-- start of Supplied data --

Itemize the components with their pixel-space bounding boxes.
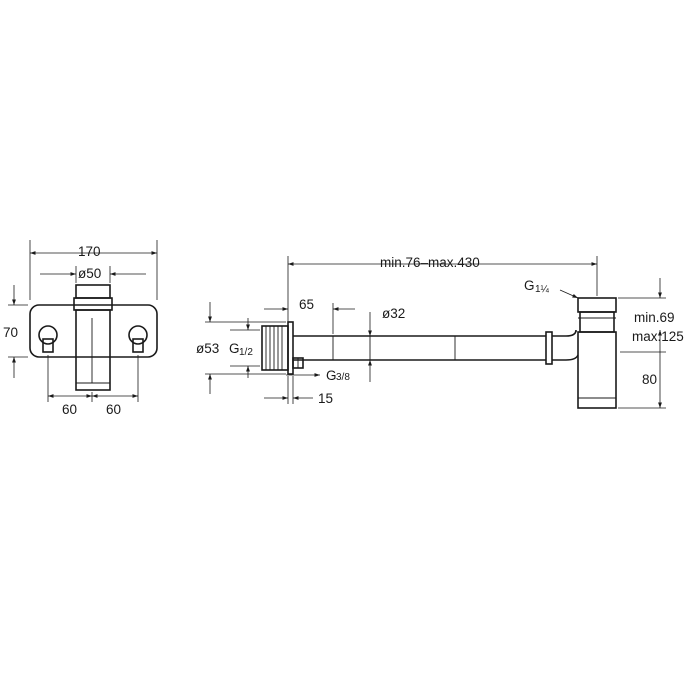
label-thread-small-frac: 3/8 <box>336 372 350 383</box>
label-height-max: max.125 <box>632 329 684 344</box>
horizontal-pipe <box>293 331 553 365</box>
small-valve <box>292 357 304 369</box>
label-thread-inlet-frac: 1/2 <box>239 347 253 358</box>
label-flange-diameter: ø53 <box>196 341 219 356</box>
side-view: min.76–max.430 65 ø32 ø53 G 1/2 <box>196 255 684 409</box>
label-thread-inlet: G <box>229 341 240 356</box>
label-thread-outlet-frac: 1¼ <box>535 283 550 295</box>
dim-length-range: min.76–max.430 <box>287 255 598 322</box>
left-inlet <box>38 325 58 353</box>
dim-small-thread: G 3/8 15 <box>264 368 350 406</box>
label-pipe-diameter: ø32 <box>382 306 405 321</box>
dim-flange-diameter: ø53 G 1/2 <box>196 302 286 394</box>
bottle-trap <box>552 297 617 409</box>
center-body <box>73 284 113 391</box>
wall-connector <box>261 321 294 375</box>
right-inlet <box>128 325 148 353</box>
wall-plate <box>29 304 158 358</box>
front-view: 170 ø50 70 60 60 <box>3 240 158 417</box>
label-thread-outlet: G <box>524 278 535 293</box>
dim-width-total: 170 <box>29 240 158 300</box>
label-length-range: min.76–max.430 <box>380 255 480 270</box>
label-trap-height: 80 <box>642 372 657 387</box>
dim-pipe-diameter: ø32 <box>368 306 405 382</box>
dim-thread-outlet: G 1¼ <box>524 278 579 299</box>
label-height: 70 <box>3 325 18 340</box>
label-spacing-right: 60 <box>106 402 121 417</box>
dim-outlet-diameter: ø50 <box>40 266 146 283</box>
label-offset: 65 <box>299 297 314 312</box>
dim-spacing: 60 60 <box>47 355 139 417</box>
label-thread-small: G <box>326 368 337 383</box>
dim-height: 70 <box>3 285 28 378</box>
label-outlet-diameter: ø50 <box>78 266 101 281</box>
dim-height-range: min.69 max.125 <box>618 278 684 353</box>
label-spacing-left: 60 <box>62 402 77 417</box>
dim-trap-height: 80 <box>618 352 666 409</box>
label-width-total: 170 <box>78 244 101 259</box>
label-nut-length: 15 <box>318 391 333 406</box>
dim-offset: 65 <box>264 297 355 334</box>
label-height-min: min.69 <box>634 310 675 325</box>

-- end of Supplied data --
-- start of Supplied data --

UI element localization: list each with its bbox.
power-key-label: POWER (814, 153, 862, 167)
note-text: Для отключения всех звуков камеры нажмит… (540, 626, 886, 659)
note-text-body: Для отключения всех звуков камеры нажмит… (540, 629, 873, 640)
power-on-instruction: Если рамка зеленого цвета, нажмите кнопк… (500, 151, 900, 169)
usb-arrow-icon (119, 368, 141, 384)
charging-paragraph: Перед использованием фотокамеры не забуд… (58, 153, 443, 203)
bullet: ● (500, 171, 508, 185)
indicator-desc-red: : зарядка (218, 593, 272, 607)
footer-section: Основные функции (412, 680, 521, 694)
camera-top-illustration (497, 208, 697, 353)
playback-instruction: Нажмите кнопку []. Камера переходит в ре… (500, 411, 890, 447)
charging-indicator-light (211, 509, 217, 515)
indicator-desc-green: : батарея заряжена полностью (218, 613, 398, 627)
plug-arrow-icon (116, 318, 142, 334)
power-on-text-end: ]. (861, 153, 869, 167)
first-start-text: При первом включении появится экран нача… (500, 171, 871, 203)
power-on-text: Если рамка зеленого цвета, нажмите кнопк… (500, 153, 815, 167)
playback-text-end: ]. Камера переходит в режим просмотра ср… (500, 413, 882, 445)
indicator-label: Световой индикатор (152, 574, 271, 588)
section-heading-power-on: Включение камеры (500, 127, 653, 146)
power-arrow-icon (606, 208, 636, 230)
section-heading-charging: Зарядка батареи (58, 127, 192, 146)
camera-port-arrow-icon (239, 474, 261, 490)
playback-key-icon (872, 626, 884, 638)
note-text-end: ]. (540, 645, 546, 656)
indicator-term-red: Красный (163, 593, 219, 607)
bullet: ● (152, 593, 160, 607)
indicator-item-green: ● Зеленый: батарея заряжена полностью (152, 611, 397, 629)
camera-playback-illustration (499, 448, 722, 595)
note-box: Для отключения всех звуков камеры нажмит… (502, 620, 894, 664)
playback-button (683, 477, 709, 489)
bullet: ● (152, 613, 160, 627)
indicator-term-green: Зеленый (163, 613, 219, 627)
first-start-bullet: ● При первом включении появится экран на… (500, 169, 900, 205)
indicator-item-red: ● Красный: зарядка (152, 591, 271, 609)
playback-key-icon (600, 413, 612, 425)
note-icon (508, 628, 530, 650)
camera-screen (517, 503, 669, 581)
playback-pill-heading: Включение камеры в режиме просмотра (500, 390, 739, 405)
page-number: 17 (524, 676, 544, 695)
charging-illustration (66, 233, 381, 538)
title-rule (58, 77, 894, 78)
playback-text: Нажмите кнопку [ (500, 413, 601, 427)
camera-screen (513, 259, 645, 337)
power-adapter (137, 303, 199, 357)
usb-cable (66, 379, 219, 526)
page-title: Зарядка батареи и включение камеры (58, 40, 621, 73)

-- end of Supplied data --

Problem to solve.
Rewrite the entries from the line containing "UI element localization: list" up to and including the line containing "playback-key-icon (872, 626, 884, 638)" as a Markdown table with the columns Row and Entry. Number each row, put the line in Entry, and omit any blank lines.

Answer below.
| Row | Entry |
|---|---|
| 1 | UI element localization: list each with its bbox. |
| 2 | power-key-label: POWER (814, 153, 862, 167) |
| 3 | note-text: Для отключения всех звуков камеры нажмит… (540, 626, 886, 659) |
| 4 | note-text-body: Для отключения всех звуков камеры нажмит… (540, 629, 873, 640) |
| 5 | power-on-instruction: Если рамка зеленого цвета, нажмите кнопк… (500, 151, 900, 169) |
| 6 | usb-arrow-icon (119, 368, 141, 384) |
| 7 | charging-paragraph: Перед использованием фотокамеры не забуд… (58, 153, 443, 203) |
| 8 | bullet: ● (500, 171, 508, 185) |
| 9 | indicator-desc-red: : зарядка (218, 593, 272, 607) |
| 10 | footer-section: Основные функции (412, 680, 521, 694) |
| 11 | camera-top-illustration (497, 208, 697, 353) |
| 12 | playback-instruction: Нажмите кнопку []. Камера переходит в ре… (500, 411, 890, 447) |
| 13 | charging-indicator-light (211, 509, 217, 515) |
| 14 | indicator-desc-green: : батарея заряжена полностью (218, 613, 398, 627) |
| 15 | plug-arrow-icon (116, 318, 142, 334) |
| 16 | power-on-text-end: ]. (861, 153, 869, 167) |
| 17 | first-start-text: При первом включении появится экран нача… (500, 171, 871, 203) |
| 18 | power-on-text: Если рамка зеленого цвета, нажмите кнопк… (500, 153, 815, 167) |
| 19 | playback-text-end: ]. Камера переходит в режим просмотра ср… (500, 413, 882, 445) |
| 20 | indicator-label: Световой индикатор (152, 574, 271, 588) |
| 21 | section-heading-power-on: Включение камеры (500, 127, 653, 146) |
| 22 | power-arrow-icon (606, 208, 636, 230) |
| 23 | section-heading-charging: Зарядка батареи (58, 127, 192, 146) |
| 24 | camera-port-arrow-icon (239, 474, 261, 490) |
| 25 | playback-key-icon (872, 626, 884, 638) |